(Saved entries)

* BEGIN *

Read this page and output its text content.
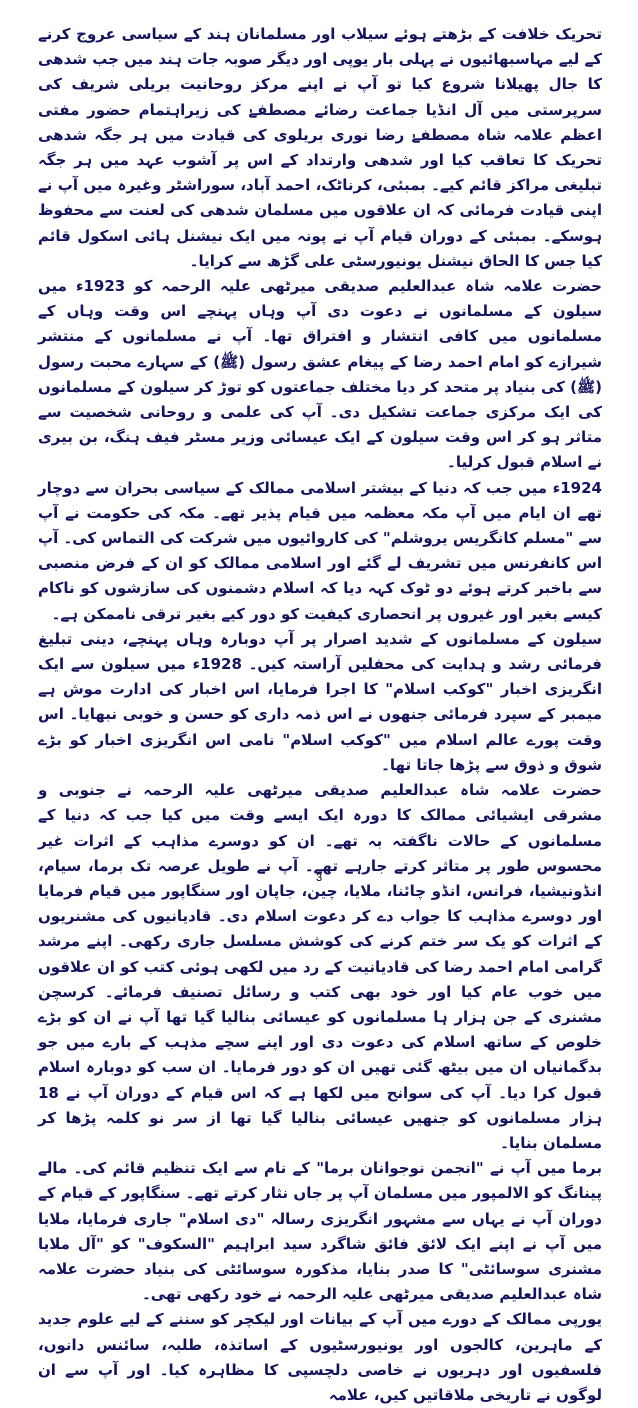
تحریک خلافت کے بڑھتے ہوئے سیلاب اور مسلمانان ہند کے سیاسی عروج کرنے کے لیے مہاسبھائیوں نے پہلی بار یوپی اور دیگر صوبہ جات ہند میں جب شدھی کا جال پھیلانا شروع کیا تو آپ نے اپنے مرکز روحانیت بریلی شریف کی سرپرستی میں آل انڈیا جماعت رضائے مصطفےٰ کی زیراہتمام حضور مفتی اعظم علامہ شاہ مصطفےٰ رضا نوری بریلوی کی قیادت میں ہر جگہ شدھی تحریک کا تعاقب کیا اور شدھی وارتداد کے اس پر آشوب عہد میں ہر جگہ تبلیغی مراکز قائم کیے۔ بمبئی، کرناٹک، احمد آباد، سوراشٹر وغیرہ میں آپ نے اپنی قیادت فرمائی کہ ان علاقوں میں مسلمان شدھی کی لعنت سے محفوظ ہوسکے۔ بمبئی کے دوران قیام آپ نے پونہ میں ایک نیشنل ہائی اسکول قائم کیا جس کا الحاق نیشنل یونیورسٹی علی گڑھ سے کرایا۔

حضرت علامہ شاہ عبدالعلیم صدیقی میرٹھی علیہ الرحمہ کو 1923ء میں سیلون کے مسلمانوں نے دعوت دی آپ وہاں پہنچے اس وقت وہاں کے مسلمانوں میں کافی انتشار و افتراق تھا۔ آپ نے مسلمانوں کے منتشر شیرازے کو امام احمد رضا کے پیغام عشق رسول (ﷺ) کے سہارے محبت رسول (ﷺ) کی بنیاد پر متحد کر دیا مختلف جماعتوں کو توڑ کر سیلون کے مسلمانوں کی ایک مرکزی جماعت تشکیل دی۔ آپ کی علمی و روحانی شخصیت سے متاثر ہو کر اس وقت سیلون کے ایک عیسائی وزیر مسٹر فیف ہنگ، بن بیری نے اسلام قبول کرلیا۔

1924ء میں جب کہ دنیا کے بیشتر اسلامی ممالک کے سیاسی بحران سے دوچار تھے ان ایام میں آپ مکہ معظمہ میں قیام پذیر تھے۔ مکہ کی حکومت نے آپ سے "مسلم کانگریس یروشلم" کی کاروائیوں میں شرکت کی التماس کی۔ آپ اس کانفرنس میں تشریف لے گئے اور اسلامی ممالک کو ان کے فرض منصبی سے باخبر کرتے ہوئے دو ٹوک کہہ دیا کہ اسلام دشمنوں کی سازشوں کو ناکام کیسے بغیر اور غیروں پر انحصاری کیفیت کو دور کیے بغیر ترقی ناممکن ہے۔

سیلون کے مسلمانوں کے شدید اصرار پر آپ دوبارہ وہاں پہنچے، دینی تبلیغ فرمائی رشد و ہدایت کی محفلیں آراستہ کیں۔ 1928ء میں سیلون سے ایک انگریزی اخبار "کوکب اسلام" کا اجرا فرمایا، اس اخبار کی ادارت موش ہے میمبر کے سپرد فرمائی جنھوں نے اس ذمہ داری کو حسن و خوبی نبھایا۔ اس وقت پورے عالم اسلام میں "کوکب اسلام" نامی اس انگریزی اخبار کو بڑے شوق و ذوق سے پڑھا جاتا تھا۔

حضرت علامہ شاہ عبدالعلیم صدیقی میرٹھی علیہ الرحمہ نے جنوبی و مشرقی ایشیائی ممالک کا دورہ ایک ایسے وقت میں کیا جب کہ دنیا کے مسلمانوں کے حالات ناگفتہ بہ تھے۔ ان کو دوسرے مذاہب کے اثرات غیر محسوس طور پر متاثر کرتے جارہے تھے۔ آپ نے طویل عرصہ تک برما، سیام، انڈونیشیا، فرانس، انڈو چائنا، ملایا، چین، جاپان اور سنگاپور میں قیام فرمایا اور دوسرے مذاہب کا جواب دے کر دعوت اسلام دی۔ قادیانیوں کی مشنریوں کے اثرات کو یک سر ختم کرنے کی کوشش مسلسل جاری رکھی۔ اپنے مرشد گرامی امام احمد رضا کی قادیانیت کے رد میں لکھی ہوئی کتب کو ان علاقوں میں خوب عام کیا اور خود بھی کتب و رسائل تصنیف فرمائے۔ کرسچن مشنری کے جن ہزار ہا مسلمانوں کو عیسائی بنالیا گیا تھا آپ نے ان کو بڑے خلوص کے ساتھ اسلام کی دعوت دی اور اپنے سچے مذہب کے بارے میں جو بدگمانیاں ان میں بیٹھ گئی تھیں ان کو دور فرمایا۔ ان سب کو دوبارہ اسلام قبول کرا دیا۔ آپ کی سوانح میں لکھا ہے کہ اس قیام کے دوران آپ نے 18 ہزار مسلمانوں کو جنھیں عیسائی بنالیا گیا تھا از سر نو کلمہ پڑھا کر مسلمان بنایا۔

برما میں آپ نے "انجمن نوجوانان برما" کے نام سے ایک تنظیم قائم کی۔ مالے پینانگ کو الالمپور میں مسلمان آپ پر جاں نثار کرتے تھے۔ سنگاپور کے قیام کے دوران آپ نے یہاں سے مشہور انگریزی رسالہ "دی اسلام" جاری فرمایا، ملایا میں آپ نے اپنے ایک لائق فائق شاگرد سید ابراہیم "السکوف" کو "آل ملایا مشنری سوسائٹی" کا صدر بنایا، مذکورہ سوسائٹی کی بنیاد حضرت علامہ شاہ عبدالعلیم صدیقی میرٹھی علیہ الرحمہ نے خود رکھی تھی۔

یورپی ممالک کے دورے میں آپ کے بیانات اور لیکچر کو سننے کے لیے علوم جدید کے ماہرین، کالجوں اور یونیورسٹیوں کے اساتذہ، طلبہ، سائنس دانوں، فلسفیوں اور دہریوں نے خاصی دلچسپی کا مظاہرہ کیا۔ اور آپ سے ان لوگوں نے تاریخی ملاقاتیں کیں، علامہ

3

* END *

== SHORT PROBLEM ==
Copy all the records above exactly, but leave out the pictures.

== THE ANSWER ==
Read this page and output its text content.
تحریک خلافت کے بڑھتے ہوئے سیلاب اور مسلمانان ہند کے سیاسی عروج کرنے کے لیے مہاسبھائیوں نے پہلی بار یوپی اور دیگر صوبہ جات ہند میں جب شدھی کا جال پھیلانا شروع کیا تو آپ نے اپنے مرکز روحانیت بریلی شریف کی سرپرستی میں آل انڈیا جماعت رضائے مصطفےٰ کی زیراہتمام حضور مفتی اعظم علامہ شاہ مصطفےٰ رضا نوری بریلوی کی قیادت میں ہر جگہ شدھی تحریک کا تعاقب کیا اور شدھی وارتداد کے اس پر آشوب عہد میں ہر جگہ تبلیغی مراکز قائم کیے۔ بمبئی، کرناٹک، احمد آباد، سوراشٹر وغیرہ میں آپ نے اپنی قیادت فرمائی کہ ان علاقوں میں مسلمان شدھی کی لعنت سے محفوظ ہوسکے۔ بمبئی کے دوران قیام آپ نے پونہ میں ایک نیشنل ہائی اسکول قائم کیا جس کا الحاق نیشنل یونیورسٹی علی گڑھ سے کرایا۔

حضرت علامہ شاہ عبدالعلیم صدیقی میرٹھی علیہ الرحمہ کو 1923ء میں سیلون کے مسلمانوں نے دعوت دی آپ وہاں پہنچے اس وقت وہاں کے مسلمانوں میں کافی انتشار و افتراق تھا۔ آپ نے مسلمانوں کے منتشر شیرازے کو امام احمد رضا کے پیغام عشق رسول (ﷺ) کے سہارے محبت رسول (ﷺ) کی بنیاد پر متحد کر دیا مختلف جماعتوں کو توڑ کر سیلون کے مسلمانوں کی ایک مرکزی جماعت تشکیل دی۔ آپ کی علمی و روحانی شخصیت سے متاثر ہو کر اس وقت سیلون کے ایک عیسائی وزیر مسٹر فیف ہنگ، بن بیری نے اسلام قبول کرلیا۔

1924ء میں جب کہ دنیا کے بیشتر اسلامی ممالک کے سیاسی بحران سے دوچار تھے ان ایام میں آپ مکہ معظمہ میں قیام پذیر تھے۔ مکہ کی حکومت نے آپ سے "مسلم کانگریس یروشلم" کی کاروائیوں میں شرکت کی التماس کی۔ آپ اس کانفرنس میں تشریف لے گئے اور اسلامی ممالک کو ان کے فرض منصبی سے باخبر کرتے ہوئے دو ٹوک کہہ دیا کہ اسلام دشمنوں کی سازشوں کو ناکام کیسے بغیر اور غیروں پر انحصاری کیفیت کو دور کیے بغیر ترقی ناممکن ہے۔

سیلون کے مسلمانوں کے شدید اصرار پر آپ دوبارہ وہاں پہنچے، دینی تبلیغ فرمائی رشد و ہدایت کی محفلیں آراستہ کیں۔ 1928ء میں سیلون سے ایک انگریزی اخبار "کوکب اسلام" کا اجرا فرمایا، اس اخبار کی ادارت موش ہے میمبر کے سپرد فرمائی جنھوں نے اس ذمہ داری کو حسن و خوبی نبھایا۔ اس وقت پورے عالم اسلام میں "کوکب اسلام" نامی اس انگریزی اخبار کو بڑے شوق و ذوق سے پڑھا جاتا تھا۔

حضرت علامہ شاہ عبدالعلیم صدیقی میرٹھی علیہ الرحمہ نے جنوبی و مشرقی ایشیائی ممالک کا دورہ ایک ایسے وقت میں کیا جب کہ دنیا کے مسلمانوں کے حالات ناگفتہ بہ تھے۔ ان کو دوسرے مذاہب کے اثرات غیر محسوس طور پر متاثر کرتے جارہے تھے۔ آپ نے طویل عرصہ تک برما، سیام، انڈونیشیا، فرانس، انڈو چائنا، ملایا، چین، جاپان اور سنگاپور میں قیام فرمایا اور دوسرے مذاہب کا جواب دے کر دعوت اسلام دی۔ قادیانیوں کی مشنریوں کے اثرات کو یک سر ختم کرنے کی کوشش مسلسل جاری رکھی۔ اپنے مرشد گرامی امام احمد رضا کی قادیانیت کے رد میں لکھی ہوئی کتب کو ان علاقوں میں خوب عام کیا اور خود بھی کتب و رسائل تصنیف فرمائے۔ کرسچن مشنری کے جن ہزار ہا مسلمانوں کو عیسائی بنالیا گیا تھا آپ نے ان کو بڑے خلوص کے ساتھ اسلام کی دعوت دی اور اپنے سچے مذہب کے بارے میں جو بدگمانیاں ان میں بیٹھ گئی تھیں ان کو دور فرمایا۔ ان سب کو دوبارہ اسلام قبول کرا دیا۔ آپ کی سوانح میں لکھا ہے کہ اس قیام کے دوران آپ نے 18 ہزار مسلمانوں کو جنھیں عیسائی بنالیا گیا تھا از سر نو کلمہ پڑھا کر مسلمان بنایا۔

برما میں آپ نے "انجمن نوجوانان برما" کے نام سے ایک تنظیم قائم کی۔ مالے پینانگ کو الالمپور میں مسلمان آپ پر جاں نثار کرتے تھے۔ سنگاپور کے قیام کے دوران آپ نے یہاں سے مشہور انگریزی رسالہ "دی اسلام" جاری فرمایا، ملایا میں آپ نے اپنے ایک لائق فائق شاگرد سید ابراہیم "السکوف" کو "آل ملایا مشنری سوسائٹی" کا صدر بنایا، مذکورہ سوسائٹی کی بنیاد حضرت علامہ شاہ عبدالعلیم صدیقی میرٹھی علیہ الرحمہ نے خود رکھی تھی۔

یورپی ممالک کے دورے میں آپ کے بیانات اور لیکچر کو سننے کے لیے علوم جدید کے ماہرین، کالجوں اور یونیورسٹیوں کے اساتذہ، طلبہ، سائنس دانوں، فلسفیوں اور دہریوں نے خاصی دلچسپی کا مظاہرہ کیا۔ اور آپ سے ان لوگوں نے تاریخی ملاقاتیں کیں، علامہ

3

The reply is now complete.